Do this: Look through the listing and locate every line containing the word "olevat"; copy those lines.

[Saved entries]
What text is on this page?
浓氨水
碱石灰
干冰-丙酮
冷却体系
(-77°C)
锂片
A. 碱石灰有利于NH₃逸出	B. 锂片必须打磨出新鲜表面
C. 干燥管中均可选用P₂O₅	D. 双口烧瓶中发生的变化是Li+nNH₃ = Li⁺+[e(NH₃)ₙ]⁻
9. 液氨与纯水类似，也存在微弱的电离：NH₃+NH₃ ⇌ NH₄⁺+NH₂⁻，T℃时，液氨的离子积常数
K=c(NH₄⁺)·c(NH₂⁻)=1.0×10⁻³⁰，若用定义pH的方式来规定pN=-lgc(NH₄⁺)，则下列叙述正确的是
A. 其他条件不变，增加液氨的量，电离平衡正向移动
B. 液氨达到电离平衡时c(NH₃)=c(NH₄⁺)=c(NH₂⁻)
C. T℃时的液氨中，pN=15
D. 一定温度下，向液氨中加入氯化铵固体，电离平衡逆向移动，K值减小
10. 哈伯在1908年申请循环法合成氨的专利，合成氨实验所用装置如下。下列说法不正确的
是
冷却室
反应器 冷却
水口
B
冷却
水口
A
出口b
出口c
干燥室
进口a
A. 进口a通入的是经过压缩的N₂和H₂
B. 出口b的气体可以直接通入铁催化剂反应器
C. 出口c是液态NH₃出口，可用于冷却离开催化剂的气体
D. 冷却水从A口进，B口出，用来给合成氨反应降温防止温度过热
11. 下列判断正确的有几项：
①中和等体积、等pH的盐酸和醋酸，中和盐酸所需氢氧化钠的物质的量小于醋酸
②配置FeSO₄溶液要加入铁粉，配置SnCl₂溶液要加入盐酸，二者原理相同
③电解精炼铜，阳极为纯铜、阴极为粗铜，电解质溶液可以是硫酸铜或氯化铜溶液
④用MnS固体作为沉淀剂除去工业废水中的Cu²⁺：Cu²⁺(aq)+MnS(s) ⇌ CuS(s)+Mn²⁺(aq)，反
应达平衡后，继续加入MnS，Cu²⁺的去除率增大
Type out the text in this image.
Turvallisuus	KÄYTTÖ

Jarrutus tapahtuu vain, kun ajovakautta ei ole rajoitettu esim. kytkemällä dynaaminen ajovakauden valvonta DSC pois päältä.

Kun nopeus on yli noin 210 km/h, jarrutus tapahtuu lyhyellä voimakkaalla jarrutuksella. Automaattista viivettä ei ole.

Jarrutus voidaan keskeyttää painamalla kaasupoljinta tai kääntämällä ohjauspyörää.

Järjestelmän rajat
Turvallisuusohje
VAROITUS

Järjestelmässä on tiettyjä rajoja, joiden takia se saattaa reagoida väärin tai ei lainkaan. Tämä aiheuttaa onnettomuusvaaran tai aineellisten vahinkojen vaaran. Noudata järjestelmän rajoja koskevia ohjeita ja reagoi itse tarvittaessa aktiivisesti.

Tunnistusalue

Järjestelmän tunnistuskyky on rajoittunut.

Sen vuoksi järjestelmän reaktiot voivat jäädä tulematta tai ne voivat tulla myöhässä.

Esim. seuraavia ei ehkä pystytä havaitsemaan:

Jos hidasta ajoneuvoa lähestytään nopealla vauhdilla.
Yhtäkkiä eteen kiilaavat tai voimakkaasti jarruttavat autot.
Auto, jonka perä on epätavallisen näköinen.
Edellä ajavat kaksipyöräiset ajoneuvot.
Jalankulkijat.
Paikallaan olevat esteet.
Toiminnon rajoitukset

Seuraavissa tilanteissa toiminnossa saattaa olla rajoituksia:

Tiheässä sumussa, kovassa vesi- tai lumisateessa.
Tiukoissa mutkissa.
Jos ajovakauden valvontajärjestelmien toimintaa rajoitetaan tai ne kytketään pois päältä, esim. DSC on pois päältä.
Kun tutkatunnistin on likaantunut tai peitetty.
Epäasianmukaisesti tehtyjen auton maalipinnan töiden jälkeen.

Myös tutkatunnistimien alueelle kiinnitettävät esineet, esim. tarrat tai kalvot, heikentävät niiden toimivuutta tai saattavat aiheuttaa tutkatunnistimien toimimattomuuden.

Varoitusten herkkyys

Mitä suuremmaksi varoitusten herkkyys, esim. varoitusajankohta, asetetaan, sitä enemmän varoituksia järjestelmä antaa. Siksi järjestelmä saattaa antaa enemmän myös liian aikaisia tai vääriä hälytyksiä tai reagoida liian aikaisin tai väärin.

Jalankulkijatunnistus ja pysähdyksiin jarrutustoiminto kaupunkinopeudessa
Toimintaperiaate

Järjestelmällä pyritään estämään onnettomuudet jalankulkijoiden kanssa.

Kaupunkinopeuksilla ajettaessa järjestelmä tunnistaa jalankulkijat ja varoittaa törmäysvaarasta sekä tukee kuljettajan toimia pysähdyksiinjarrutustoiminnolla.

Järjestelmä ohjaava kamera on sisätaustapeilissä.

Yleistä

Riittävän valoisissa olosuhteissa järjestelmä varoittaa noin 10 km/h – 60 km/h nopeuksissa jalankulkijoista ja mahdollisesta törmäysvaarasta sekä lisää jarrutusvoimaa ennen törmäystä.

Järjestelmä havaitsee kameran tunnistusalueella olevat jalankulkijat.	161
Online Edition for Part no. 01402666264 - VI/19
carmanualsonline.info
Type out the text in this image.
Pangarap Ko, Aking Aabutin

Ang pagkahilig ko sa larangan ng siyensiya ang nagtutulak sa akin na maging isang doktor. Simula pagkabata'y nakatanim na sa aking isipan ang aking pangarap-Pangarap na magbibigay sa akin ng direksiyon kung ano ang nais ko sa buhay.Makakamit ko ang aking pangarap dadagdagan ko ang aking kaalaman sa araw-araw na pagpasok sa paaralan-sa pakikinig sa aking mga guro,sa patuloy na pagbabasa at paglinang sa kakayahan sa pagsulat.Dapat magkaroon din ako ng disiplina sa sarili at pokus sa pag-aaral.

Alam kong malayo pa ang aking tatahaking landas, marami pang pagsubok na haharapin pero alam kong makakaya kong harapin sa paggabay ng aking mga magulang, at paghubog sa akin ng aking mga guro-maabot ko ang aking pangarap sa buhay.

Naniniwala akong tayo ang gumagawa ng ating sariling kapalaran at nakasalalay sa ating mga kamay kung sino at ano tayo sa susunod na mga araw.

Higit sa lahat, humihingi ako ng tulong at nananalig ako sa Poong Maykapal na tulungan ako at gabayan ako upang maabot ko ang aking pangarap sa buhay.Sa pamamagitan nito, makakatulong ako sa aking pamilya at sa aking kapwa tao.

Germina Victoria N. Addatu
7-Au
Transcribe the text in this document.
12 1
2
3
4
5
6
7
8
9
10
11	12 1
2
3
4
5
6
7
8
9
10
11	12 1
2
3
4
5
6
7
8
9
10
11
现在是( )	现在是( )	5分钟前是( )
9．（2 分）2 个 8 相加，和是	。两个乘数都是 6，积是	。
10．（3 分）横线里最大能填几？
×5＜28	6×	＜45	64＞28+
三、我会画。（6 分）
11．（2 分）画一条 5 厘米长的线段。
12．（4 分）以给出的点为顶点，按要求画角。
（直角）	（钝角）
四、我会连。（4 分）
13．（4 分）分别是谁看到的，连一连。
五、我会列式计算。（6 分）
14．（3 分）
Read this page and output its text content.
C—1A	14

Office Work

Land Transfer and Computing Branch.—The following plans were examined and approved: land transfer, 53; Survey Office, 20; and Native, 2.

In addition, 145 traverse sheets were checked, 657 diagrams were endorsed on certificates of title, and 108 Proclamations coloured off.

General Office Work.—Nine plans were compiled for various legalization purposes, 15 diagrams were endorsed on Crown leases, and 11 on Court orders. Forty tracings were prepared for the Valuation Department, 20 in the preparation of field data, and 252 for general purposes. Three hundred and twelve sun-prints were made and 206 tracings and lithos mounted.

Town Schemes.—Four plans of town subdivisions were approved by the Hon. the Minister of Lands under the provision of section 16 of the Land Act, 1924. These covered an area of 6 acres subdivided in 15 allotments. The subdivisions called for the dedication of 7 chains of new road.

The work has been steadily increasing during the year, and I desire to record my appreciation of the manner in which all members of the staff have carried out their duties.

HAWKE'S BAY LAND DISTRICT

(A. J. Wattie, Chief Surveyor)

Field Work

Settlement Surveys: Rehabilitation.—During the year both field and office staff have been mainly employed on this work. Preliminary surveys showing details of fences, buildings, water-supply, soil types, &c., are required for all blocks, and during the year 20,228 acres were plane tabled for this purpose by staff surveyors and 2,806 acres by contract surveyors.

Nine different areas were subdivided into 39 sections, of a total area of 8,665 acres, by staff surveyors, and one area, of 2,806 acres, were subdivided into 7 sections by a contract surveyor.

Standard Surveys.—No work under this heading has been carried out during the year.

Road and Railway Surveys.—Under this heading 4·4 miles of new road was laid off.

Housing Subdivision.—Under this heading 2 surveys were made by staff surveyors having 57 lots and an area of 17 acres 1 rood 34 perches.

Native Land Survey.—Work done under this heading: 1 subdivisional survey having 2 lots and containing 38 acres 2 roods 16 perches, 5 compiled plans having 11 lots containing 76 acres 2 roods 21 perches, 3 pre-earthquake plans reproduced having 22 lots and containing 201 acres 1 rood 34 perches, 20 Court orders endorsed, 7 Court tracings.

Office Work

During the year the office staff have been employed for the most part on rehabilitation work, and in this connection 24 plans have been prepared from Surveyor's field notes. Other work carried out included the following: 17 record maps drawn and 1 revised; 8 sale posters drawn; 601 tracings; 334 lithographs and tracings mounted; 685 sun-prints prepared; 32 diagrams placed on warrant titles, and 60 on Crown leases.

Written solution:
Paikallaan olevat esteet.
Järjestelmä havaitsee kameran tunnistusalueella olevat jalankulkijat.	161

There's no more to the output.